Copy every entry word for word, but skip the pictures.

----------------------------------------

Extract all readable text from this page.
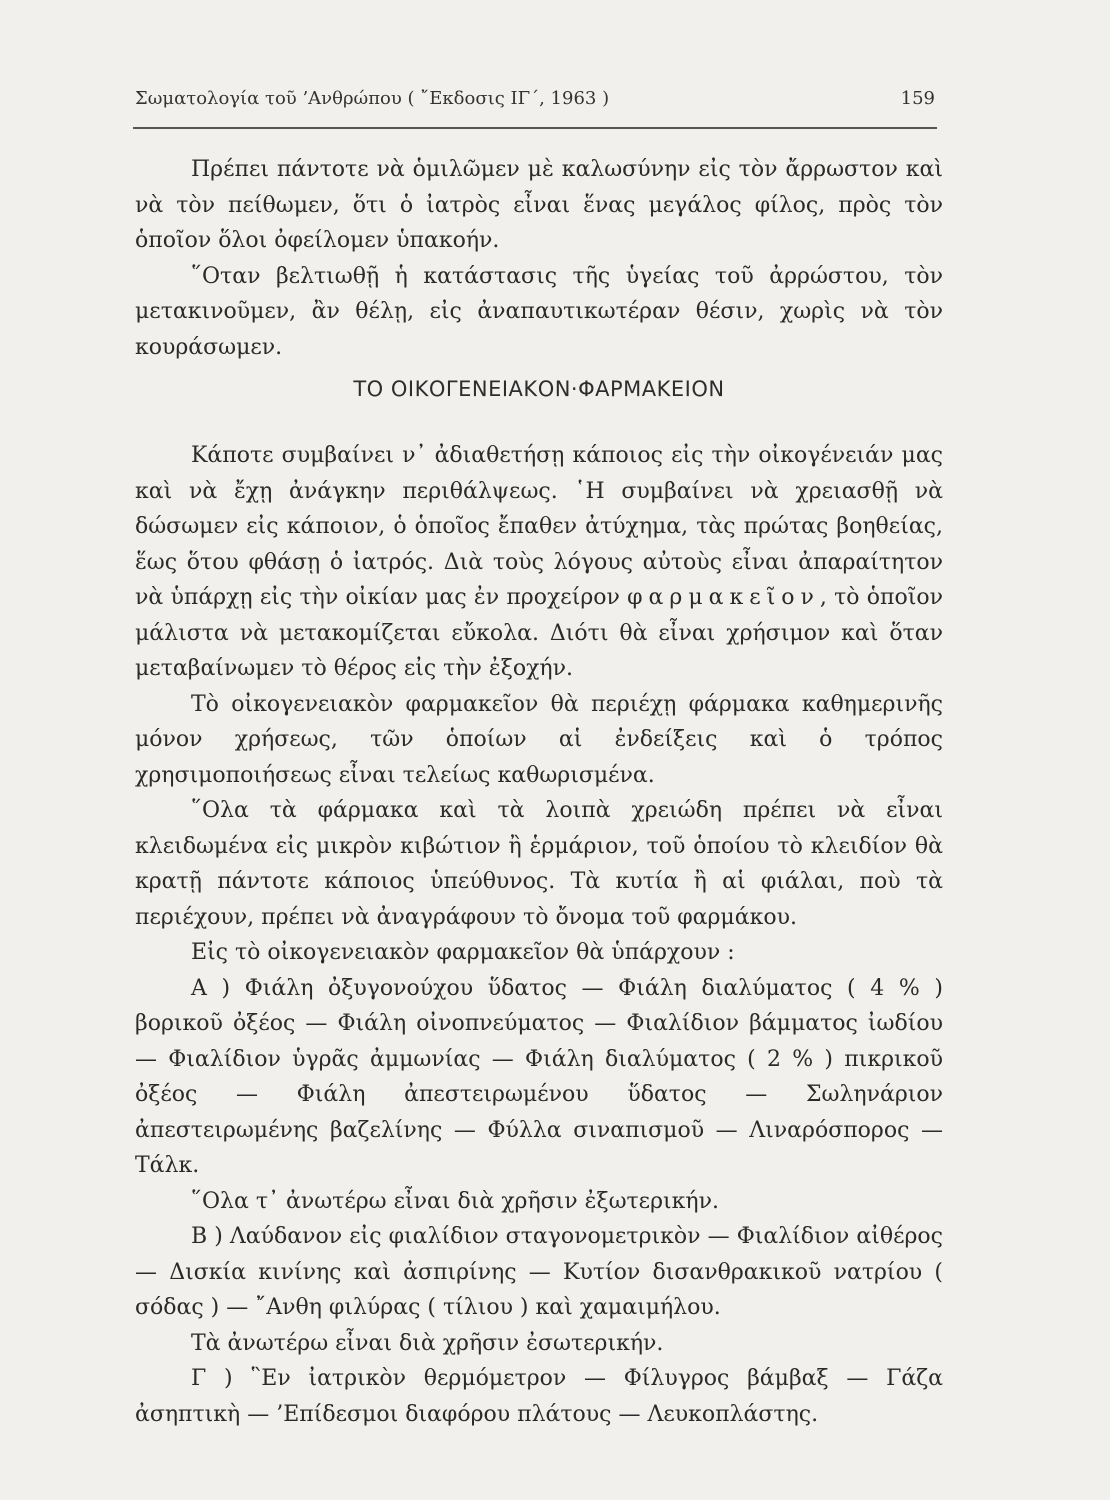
Σωματολογία τοῦ ’Ανθρώπου ( ῎Εκδοσις ΙΓ΄, 1963 )	159

Πρέπει πάντοτε νὰ ὁμιλῶμεν μὲ καλωσύνην εἰς τὸν ἄρρωστον καὶ νὰ τὸν πείθωμεν, ὅτι ὁ ἰατρὸς εἶναι ἕνας μεγάλος φίλος, πρὸς τὸν ὁποῖον ὅλοι ὀφείλομεν ὑπακοήν.

῞Οταν βελτιωθῇ ἡ κατάστασις τῆς ὑγείας τοῦ ἀρρώστου, τὸν μετακινοῦμεν, ἂν θέλῃ, εἰς ἀναπαυτικωτέραν θέσιν, χωρὶς νὰ τὸν κουράσωμεν.

ΤΟ ΟΙΚΟΓΕΝΕΙΑΚΟΝ·ΦΑΡΜΑΚΕΙΟΝ

Κάποτε συμβαίνει ν᾽ ἀδιαθετήσῃ κάποιος εἰς τὴν οἰκογένειάν μας καὶ νὰ ἔχῃ ἀνάγκην περιθάλψεως. ῾Η συμβαίνει νὰ χρειασθῇ νὰ δώσωμεν εἰς κάποιον, ὁ ὁποῖος ἔπαθεν ἀτύχημα, τὰς πρώτας βοηθείας, ἕως ὅτου φθάσῃ ὁ ἰατρός. Διὰ τοὺς λόγους αὐτοὺς εἶναι ἀπαραίτητον νὰ ὑπάρχῃ εἰς τὴν οἰκίαν μας ἐν προχείρον φαρμακεῖον, τὸ ὁποῖον μάλιστα νὰ μετακομίζεται εὔκολα. Διότι θὰ εἶναι χρήσιμον καὶ ὅταν μεταβαίνωμεν τὸ θέρος εἰς τὴν ἐξοχήν.

Τὸ οἰκογενειακὸν φαρμακεῖον θὰ περιέχῃ φάρμακα καθημερινῆς μόνον χρήσεως, τῶν ὁποίων αἱ ἐνδείξεις καὶ ὁ τρόπος χρησιμοποιήσεως εἶναι τελείως καθωρισμένα.

῞Ολα τὰ φάρμακα καὶ τὰ λοιπὰ χρειώδη πρέπει νὰ εἶναι κλειδωμένα εἰς μικρὸν κιβώτιον ἢ ἑρμάριον, τοῦ ὁποίου τὸ κλειδίον θὰ κρατῇ πάντοτε κάποιος ὑπεύθυνος. Τὰ κυτία ἢ αἱ φιάλαι, ποὺ τὰ περιέχουν, πρέπει νὰ ἀναγράφουν τὸ ὄνομα τοῦ φαρμάκου.

Εἰς τὸ οἰκογενειακὸν φαρμακεῖον θὰ ὑπάρχουν :

Α ) Φιάλη ὀξυγονούχου ὕδατος — Φιάλη διαλύματος ( 4 % ) βορικοῦ ὀξέος — Φιάλη οἰνοπνεύματος — Φιαλίδιον βάμματος ἰωδίου — Φιαλίδιον ὑγρᾶς ἀμμωνίας — Φιάλη διαλύματος ( 2 % ) πικρικοῦ ὀξέος — Φιάλη ἀπεστειρωμένου ὕδατος — Σωληνάριον ἀπεστειρωμένης βαζελίνης — Φύλλα σιναπισμοῦ — Λιναρόσπορος — Τάλκ.

῞Ολα τ᾽ ἀνωτέρω εἶναι διὰ χρῆσιν ἐξωτερικήν.

Β ) Λαύδανον εἰς φιαλίδιον σταγονομετρικὸν — Φιαλίδιον αἰθέρος — Δισκία κινίνης καὶ ἀσπιρίνης — Κυτίον δισανθρακικοῦ νατρίου ( σόδας ) — ῎Ανθη φιλύρας ( τίλιου ) καὶ χαμαιμήλου.

Τὰ ἀνωτέρω εἶναι διὰ χρῆσιν ἐσωτερικήν.

Γ ) ῝Εν ἰατρικὸν θερμόμετρον — Φίλυγρος βάμβαξ — Γάζα ἀσηπτικὴ — ’Επίδεσμοι διαφόρου πλάτους — Λευκοπλάστης.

----------------------------------------

**Response to this task:**
Extract all readable text from this page.
Σωματολογία τοῦ ’Ανθρώπου ( ῎Εκδοσις ΙΓ΄, 1963 )	159

Πρέπει πάντοτε νὰ ὁμιλῶμεν μὲ καλωσύνην εἰς τὸν ἄρρωστον καὶ νὰ τὸν πείθωμεν, ὅτι ὁ ἰατρὸς εἶναι ἕνας μεγάλος φίλος, πρὸς τὸν ὁποῖον ὅλοι ὀφείλομεν ὑπακοήν.

῞Οταν βελτιωθῇ ἡ κατάστασις τῆς ὑγείας τοῦ ἀρρώστου, τὸν μετακινοῦμεν, ἂν θέλῃ, εἰς ἀναπαυτικωτέραν θέσιν, χωρὶς νὰ τὸν κουράσωμεν.

ΤΟ ΟΙΚΟΓΕΝΕΙΑΚΟΝ·ΦΑΡΜΑΚΕΙΟΝ

Κάποτε συμβαίνει ν᾽ ἀδιαθετήσῃ κάποιος εἰς τὴν οἰκογένειάν μας καὶ νὰ ἔχῃ ἀνάγκην περιθάλψεως. ῾Η συμβαίνει νὰ χρειασθῇ νὰ δώσωμεν εἰς κάποιον, ὁ ὁποῖος ἔπαθεν ἀτύχημα, τὰς πρώτας βοηθείας, ἕως ὅτου φθάσῃ ὁ ἰατρός. Διὰ τοὺς λόγους αὐτοὺς εἶναι ἀπαραίτητον νὰ ὑπάρχῃ εἰς τὴν οἰκίαν μας ἐν προχείρον φαρμακεῖον, τὸ ὁποῖον μάλιστα νὰ μετακομίζεται εὔκολα. Διότι θὰ εἶναι χρήσιμον καὶ ὅταν μεταβαίνωμεν τὸ θέρος εἰς τὴν ἐξοχήν.

Τὸ οἰκογενειακὸν φαρμακεῖον θὰ περιέχῃ φάρμακα καθημερινῆς μόνον χρήσεως, τῶν ὁποίων αἱ ἐνδείξεις καὶ ὁ τρόπος χρησιμοποιήσεως εἶναι τελείως καθωρισμένα.

῞Ολα τὰ φάρμακα καὶ τὰ λοιπὰ χρειώδη πρέπει νὰ εἶναι κλειδωμένα εἰς μικρὸν κιβώτιον ἢ ἑρμάριον, τοῦ ὁποίου τὸ κλειδίον θὰ κρατῇ πάντοτε κάποιος ὑπεύθυνος. Τὰ κυτία ἢ αἱ φιάλαι, ποὺ τὰ περιέχουν, πρέπει νὰ ἀναγράφουν τὸ ὄνομα τοῦ φαρμάκου.

Εἰς τὸ οἰκογενειακὸν φαρμακεῖον θὰ ὑπάρχουν :

Α ) Φιάλη ὀξυγονούχου ὕδατος — Φιάλη διαλύματος ( 4 % ) βορικοῦ ὀξέος — Φιάλη οἰνοπνεύματος — Φιαλίδιον βάμματος ἰωδίου — Φιαλίδιον ὑγρᾶς ἀμμωνίας — Φιάλη διαλύματος ( 2 % ) πικρικοῦ ὀξέος — Φιάλη ἀπεστειρωμένου ὕδατος — Σωληνάριον ἀπεστειρωμένης βαζελίνης — Φύλλα σιναπισμοῦ — Λιναρόσπορος — Τάλκ.

῞Ολα τ᾽ ἀνωτέρω εἶναι διὰ χρῆσιν ἐξωτερικήν.

Β ) Λαύδανον εἰς φιαλίδιον σταγονομετρικὸν — Φιαλίδιον αἰθέρος — Δισκία κινίνης καὶ ἀσπιρίνης — Κυτίον δισανθρακικοῦ νατρίου ( σόδας ) — ῎Ανθη φιλύρας ( τίλιου ) καὶ χαμαιμήλου.

Τὰ ἀνωτέρω εἶναι διὰ χρῆσιν ἐσωτερικήν.

Γ ) ῝Εν ἰατρικὸν θερμόμετρον — Φίλυγρος βάμβαξ — Γάζα ἀσηπτικὴ — ’Επίδεσμοι διαφόρου πλάτους — Λευκοπλάστης.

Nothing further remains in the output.